> WHAT TO WORK ON
Copy out all the records exactly.

> SOURCE DATA
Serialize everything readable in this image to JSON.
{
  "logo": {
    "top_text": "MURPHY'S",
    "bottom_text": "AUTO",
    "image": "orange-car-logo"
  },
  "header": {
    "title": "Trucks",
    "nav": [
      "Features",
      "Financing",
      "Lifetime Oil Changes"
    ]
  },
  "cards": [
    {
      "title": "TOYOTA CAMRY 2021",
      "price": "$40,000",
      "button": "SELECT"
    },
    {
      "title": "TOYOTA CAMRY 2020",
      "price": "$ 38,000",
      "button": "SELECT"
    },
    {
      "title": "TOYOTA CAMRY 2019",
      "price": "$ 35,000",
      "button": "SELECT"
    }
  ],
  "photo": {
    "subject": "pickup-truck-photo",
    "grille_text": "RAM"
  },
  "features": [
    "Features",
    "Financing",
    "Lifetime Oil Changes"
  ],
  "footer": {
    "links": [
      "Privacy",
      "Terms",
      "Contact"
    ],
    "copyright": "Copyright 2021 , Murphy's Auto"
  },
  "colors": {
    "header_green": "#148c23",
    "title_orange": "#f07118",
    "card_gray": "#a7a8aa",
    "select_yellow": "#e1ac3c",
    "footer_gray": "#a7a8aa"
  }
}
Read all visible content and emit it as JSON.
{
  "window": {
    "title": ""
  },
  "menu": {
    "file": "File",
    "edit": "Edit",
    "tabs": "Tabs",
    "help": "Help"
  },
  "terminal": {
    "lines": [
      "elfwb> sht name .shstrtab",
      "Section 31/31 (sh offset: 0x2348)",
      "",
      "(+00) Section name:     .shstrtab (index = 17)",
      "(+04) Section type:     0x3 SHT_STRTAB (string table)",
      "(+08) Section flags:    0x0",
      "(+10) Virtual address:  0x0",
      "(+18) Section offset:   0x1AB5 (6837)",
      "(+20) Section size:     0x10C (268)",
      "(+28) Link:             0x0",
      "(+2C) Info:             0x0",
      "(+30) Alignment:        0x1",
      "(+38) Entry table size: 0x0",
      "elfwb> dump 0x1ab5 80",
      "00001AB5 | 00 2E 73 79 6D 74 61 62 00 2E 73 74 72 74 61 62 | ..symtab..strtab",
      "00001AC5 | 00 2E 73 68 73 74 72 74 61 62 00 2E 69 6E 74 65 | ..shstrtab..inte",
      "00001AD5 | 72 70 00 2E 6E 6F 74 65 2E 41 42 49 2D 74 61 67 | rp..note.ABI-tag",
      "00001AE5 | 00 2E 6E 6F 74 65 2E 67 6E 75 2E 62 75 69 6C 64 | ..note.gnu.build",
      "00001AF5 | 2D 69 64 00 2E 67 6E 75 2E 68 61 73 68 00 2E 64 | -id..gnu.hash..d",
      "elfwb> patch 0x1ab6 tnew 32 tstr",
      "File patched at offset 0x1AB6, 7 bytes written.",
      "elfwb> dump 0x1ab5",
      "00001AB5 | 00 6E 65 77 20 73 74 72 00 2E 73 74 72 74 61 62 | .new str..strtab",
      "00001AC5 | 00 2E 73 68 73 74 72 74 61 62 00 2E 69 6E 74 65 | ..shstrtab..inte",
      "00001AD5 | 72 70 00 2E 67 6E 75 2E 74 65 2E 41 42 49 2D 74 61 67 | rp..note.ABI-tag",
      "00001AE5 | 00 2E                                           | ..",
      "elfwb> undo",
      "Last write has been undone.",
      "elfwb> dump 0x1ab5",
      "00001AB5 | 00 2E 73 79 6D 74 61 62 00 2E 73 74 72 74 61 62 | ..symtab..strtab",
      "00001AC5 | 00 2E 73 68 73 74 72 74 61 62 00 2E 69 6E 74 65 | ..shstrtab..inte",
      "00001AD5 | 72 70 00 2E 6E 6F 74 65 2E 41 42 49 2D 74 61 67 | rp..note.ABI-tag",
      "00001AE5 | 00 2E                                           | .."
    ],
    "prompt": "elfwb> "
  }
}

> EXERCISE OUTPUT
Serialize everything readable in this image to JSON.
{
  "logo": {
    "top_text": "MURPHY'S",
    "bottom_text": "AUTO",
    "image": "orange-car-logo"
  },
  "header": {
    "title": "Trucks",
    "nav": [
      "Features",
      "Financing",
      "Lifetime Oil Changes"
    ]
  },
  "cards": [
    {
      "title": "TOYOTA CAMRY 2021",
      "price": "$40,000",
      "button": "SELECT"
    },
    {
      "title": "TOYOTA CAMRY 2020",
      "price": "$ 38,000",
      "button": "SELECT"
    },
    {
      "title": "TOYOTA CAMRY 2019",
      "price": "$ 35,000",
      "button": "SELECT"
    }
  ],
  "photo": {
    "subject": "pickup-truck-photo",
    "grille_text": "RAM"
  },
  "features": [
    "Features",
    "Financing",
    "Lifetime Oil Changes"
  ],
  "footer": {
    "links": [
      "Privacy",
      "Terms",
      "Contact"
    ],
    "copyright": "Copyright 2021 , Murphy's Auto"
  },
  "colors": {
    "header_green": "#148c23",
    "title_orange": "#f07118",
    "card_gray": "#a7a8aa",
    "select_yellow": "#e1ac3c",
    "footer_gray": "#a7a8aa"
  }
}
Read all visible content and emit it as JSON.
{
  "window": {
    "title": ""
  },
  "menu": {
    "file": "File",
    "edit": "Edit",
    "tabs": "Tabs",
    "help": "Help"
  },
  "terminal": {
    "lines": [
      "elfwb> sht name .shstrtab",
      "Section 31/31 (sh offset: 0x2348)",
      "",
      "(+00) Section name:     .shstrtab (index = 17)",
      "(+04) Section type:     0x3 SHT_STRTAB (string table)",
      "(+08) Section flags:    0x0",
      "(+10) Virtual address:  0x0",
      "(+18) Section offset:   0x1AB5 (6837)",
      "(+20) Section size:     0x10C (268)",
      "(+28) Link:             0x0",
      "(+2C) Info:             0x0",
      "(+30) Alignment:        0x1",
      "(+38) Entry table size: 0x0",
      "elfwb> dump 0x1ab5 80",
      "00001AB5 | 00 2E 73 79 6D 74 61 62 00 2E 73 74 72 74 61 62 | ..symtab..strtab",
      "00001AC5 | 00 2E 73 68 73 74 72 74 61 62 00 2E 69 6E 74 65 | ..shstrtab..inte",
      "00001AD5 | 72 70 00 2E 6E 6F 74 65 2E 41 42 49 2D 74 61 67 | rp..note.ABI-tag",
      "00001AE5 | 00 2E 6E 6F 74 65 2E 67 6E 75 2E 62 75 69 6C 64 | ..note.gnu.build",
      "00001AF5 | 2D 69 64 00 2E 67 6E 75 2E 68 61 73 68 00 2E 64 | -id..gnu.hash..d",
      "elfwb> patch 0x1ab6 tnew 32 tstr",
      "File patched at offset 0x1AB6, 7 bytes written.",
      "elfwb> dump 0x1ab5",
      "00001AB5 | 00 6E 65 77 20 73 74 72 00 2E 73 74 72 74 61 62 | .new str..strtab",
      "00001AC5 | 00 2E 73 68 73 74 72 74 61 62 00 2E 69 6E 74 65 | ..shstrtab..inte",
      "00001AD5 | 72 70 00 2E 67 6E 75 2E 74 65 2E 41 42 49 2D 74 61 67 | rp..note.ABI-tag",
      "00001AE5 | 00 2E                                           | ..",
      "elfwb> undo",
      "Last write has been undone.",
      "elfwb> dump 0x1ab5",
      "00001AB5 | 00 2E 73 79 6D 74 61 62 00 2E 73 74 72 74 61 62 | ..symtab..strtab",
      "00001AC5 | 00 2E 73 68 73 74 72 74 61 62 00 2E 69 6E 74 65 | ..shstrtab..inte",
      "00001AD5 | 72 70 00 2E 6E 6F 74 65 2E 41 42 49 2D 74 61 67 | rp..note.ABI-tag",
      "00001AE5 | 00 2E                                           | .."
    ],
    "prompt": "elfwb> "
  }
}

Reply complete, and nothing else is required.